- Record excerpts -
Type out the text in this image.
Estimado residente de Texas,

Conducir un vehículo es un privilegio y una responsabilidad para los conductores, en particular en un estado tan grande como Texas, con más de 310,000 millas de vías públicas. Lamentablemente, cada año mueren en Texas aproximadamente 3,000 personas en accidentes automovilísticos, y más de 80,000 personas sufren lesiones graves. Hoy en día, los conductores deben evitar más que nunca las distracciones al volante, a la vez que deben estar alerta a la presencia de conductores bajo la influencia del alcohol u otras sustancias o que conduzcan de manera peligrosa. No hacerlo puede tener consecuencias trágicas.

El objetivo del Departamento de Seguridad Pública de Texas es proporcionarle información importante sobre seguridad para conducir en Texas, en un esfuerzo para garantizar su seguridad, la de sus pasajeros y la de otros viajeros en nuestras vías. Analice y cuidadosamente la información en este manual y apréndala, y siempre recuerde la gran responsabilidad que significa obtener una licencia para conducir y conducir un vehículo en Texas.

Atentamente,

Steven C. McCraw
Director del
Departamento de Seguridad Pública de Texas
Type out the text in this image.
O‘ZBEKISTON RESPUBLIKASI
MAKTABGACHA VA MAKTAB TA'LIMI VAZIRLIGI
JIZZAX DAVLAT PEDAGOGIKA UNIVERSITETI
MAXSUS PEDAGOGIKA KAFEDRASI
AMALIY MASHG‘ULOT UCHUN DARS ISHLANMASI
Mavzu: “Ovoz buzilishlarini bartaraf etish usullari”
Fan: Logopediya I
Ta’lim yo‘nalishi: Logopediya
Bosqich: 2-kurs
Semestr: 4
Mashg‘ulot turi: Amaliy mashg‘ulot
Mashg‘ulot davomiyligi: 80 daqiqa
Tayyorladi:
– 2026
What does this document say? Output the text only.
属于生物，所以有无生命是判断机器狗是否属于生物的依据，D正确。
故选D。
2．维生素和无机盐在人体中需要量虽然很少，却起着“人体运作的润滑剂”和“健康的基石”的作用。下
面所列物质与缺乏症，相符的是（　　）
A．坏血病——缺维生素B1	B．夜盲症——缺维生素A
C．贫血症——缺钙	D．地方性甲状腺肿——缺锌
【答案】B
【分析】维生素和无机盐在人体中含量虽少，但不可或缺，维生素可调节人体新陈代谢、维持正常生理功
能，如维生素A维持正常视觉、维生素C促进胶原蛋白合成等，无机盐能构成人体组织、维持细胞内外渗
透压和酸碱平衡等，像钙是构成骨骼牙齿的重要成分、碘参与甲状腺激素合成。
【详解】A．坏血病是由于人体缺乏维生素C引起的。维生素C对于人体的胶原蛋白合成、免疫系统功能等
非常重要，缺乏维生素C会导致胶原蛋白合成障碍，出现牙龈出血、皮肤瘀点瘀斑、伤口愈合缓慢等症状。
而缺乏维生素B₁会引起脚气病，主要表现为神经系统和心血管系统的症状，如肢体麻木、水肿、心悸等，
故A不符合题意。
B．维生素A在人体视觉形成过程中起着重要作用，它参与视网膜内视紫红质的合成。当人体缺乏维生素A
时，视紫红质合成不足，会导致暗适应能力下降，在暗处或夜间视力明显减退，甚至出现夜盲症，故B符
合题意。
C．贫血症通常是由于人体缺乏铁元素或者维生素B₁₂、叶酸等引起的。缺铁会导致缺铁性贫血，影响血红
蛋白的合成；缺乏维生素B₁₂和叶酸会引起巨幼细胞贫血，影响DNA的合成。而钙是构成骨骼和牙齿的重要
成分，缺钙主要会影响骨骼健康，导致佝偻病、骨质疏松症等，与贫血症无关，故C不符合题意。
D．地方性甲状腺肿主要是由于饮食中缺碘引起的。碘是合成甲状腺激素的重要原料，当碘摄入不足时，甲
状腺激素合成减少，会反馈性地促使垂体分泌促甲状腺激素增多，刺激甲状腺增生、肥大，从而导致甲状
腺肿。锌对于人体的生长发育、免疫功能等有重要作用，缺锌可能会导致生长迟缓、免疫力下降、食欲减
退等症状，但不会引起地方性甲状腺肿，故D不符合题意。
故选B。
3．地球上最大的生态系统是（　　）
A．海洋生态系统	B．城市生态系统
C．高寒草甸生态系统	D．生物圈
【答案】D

- Direction -
Reproduce all of the entries word for word.

- The output -
Type out the text in this image.
Estimado residente de Texas,

Conducir un vehículo es un privilegio y una responsabilidad para los conductores, en particular en un estado tan grande como Texas, con más de 310,000 millas de vías públicas. Lamentablemente, cada año mueren en Texas aproximadamente 3,000 personas en accidentes automovilísticos, y más de 80,000 personas sufren lesiones graves. Hoy en día, los conductores deben evitar más que nunca las distracciones al volante, a la vez que deben estar alerta a la presencia de conductores bajo la influencia del alcohol u otras sustancias o que conduzcan de manera peligrosa. No hacerlo puede tener consecuencias trágicas.

El objetivo del Departamento de Seguridad Pública de Texas es proporcionarle información importante sobre seguridad para conducir en Texas, en un esfuerzo para garantizar su seguridad, la de sus pasajeros y la de otros viajeros en nuestras vías. Analice y cuidadosamente la información en este manual y apréndala, y siempre recuerde la gran responsabilidad que significa obtener una licencia para conducir y conducir un vehículo en Texas.

Atentamente,

Steven C. McCraw
Director del
Departamento de Seguridad Pública de Texas
Type out the text in this image.
O‘ZBEKISTON RESPUBLIKASI
MAKTABGACHA VA MAKTAB TA'LIMI VAZIRLIGI
JIZZAX DAVLAT PEDAGOGIKA UNIVERSITETI
MAXSUS PEDAGOGIKA KAFEDRASI
AMALIY MASHG‘ULOT UCHUN DARS ISHLANMASI
Mavzu: “Ovoz buzilishlarini bartaraf etish usullari”
Fan: Logopediya I
Ta’lim yo‘nalishi: Logopediya
Bosqich: 2-kurs
Semestr: 4
Mashg‘ulot turi: Amaliy mashg‘ulot
Mashg‘ulot davomiyligi: 80 daqiqa
Tayyorladi:
– 2026
What does this document say? Output the text only.
属于生物，所以有无生命是判断机器狗是否属于生物的依据，D正确。
故选D。
2．维生素和无机盐在人体中需要量虽然很少，却起着“人体运作的润滑剂”和“健康的基石”的作用。下
面所列物质与缺乏症，相符的是（　　）
A．坏血病——缺维生素B1	B．夜盲症——缺维生素A
C．贫血症——缺钙	D．地方性甲状腺肿——缺锌
【答案】B
【分析】维生素和无机盐在人体中含量虽少，但不可或缺，维生素可调节人体新陈代谢、维持正常生理功
能，如维生素A维持正常视觉、维生素C促进胶原蛋白合成等，无机盐能构成人体组织、维持细胞内外渗
透压和酸碱平衡等，像钙是构成骨骼牙齿的重要成分、碘参与甲状腺激素合成。
【详解】A．坏血病是由于人体缺乏维生素C引起的。维生素C对于人体的胶原蛋白合成、免疫系统功能等
非常重要，缺乏维生素C会导致胶原蛋白合成障碍，出现牙龈出血、皮肤瘀点瘀斑、伤口愈合缓慢等症状。
而缺乏维生素B₁会引起脚气病，主要表现为神经系统和心血管系统的症状，如肢体麻木、水肿、心悸等，
故A不符合题意。
B．维生素A在人体视觉形成过程中起着重要作用，它参与视网膜内视紫红质的合成。当人体缺乏维生素A
时，视紫红质合成不足，会导致暗适应能力下降，在暗处或夜间视力明显减退，甚至出现夜盲症，故B符
合题意。
C．贫血症通常是由于人体缺乏铁元素或者维生素B₁₂、叶酸等引起的。缺铁会导致缺铁性贫血，影响血红
蛋白的合成；缺乏维生素B₁₂和叶酸会引起巨幼细胞贫血，影响DNA的合成。而钙是构成骨骼和牙齿的重要
成分，缺钙主要会影响骨骼健康，导致佝偻病、骨质疏松症等，与贫血症无关，故C不符合题意。
D．地方性甲状腺肿主要是由于饮食中缺碘引起的。碘是合成甲状腺激素的重要原料，当碘摄入不足时，甲
状腺激素合成减少，会反馈性地促使垂体分泌促甲状腺激素增多，刺激甲状腺增生、肥大，从而导致甲状
腺肿。锌对于人体的生长发育、免疫功能等有重要作用，缺锌可能会导致生长迟缓、免疫力下降、食欲减
退等症状，但不会引起地方性甲状腺肿，故D不符合题意。
故选B。
3．地球上最大的生态系统是（　　）
A．海洋生态系统	B．城市生态系统
C．高寒草甸生态系统	D．生物圈
【答案】D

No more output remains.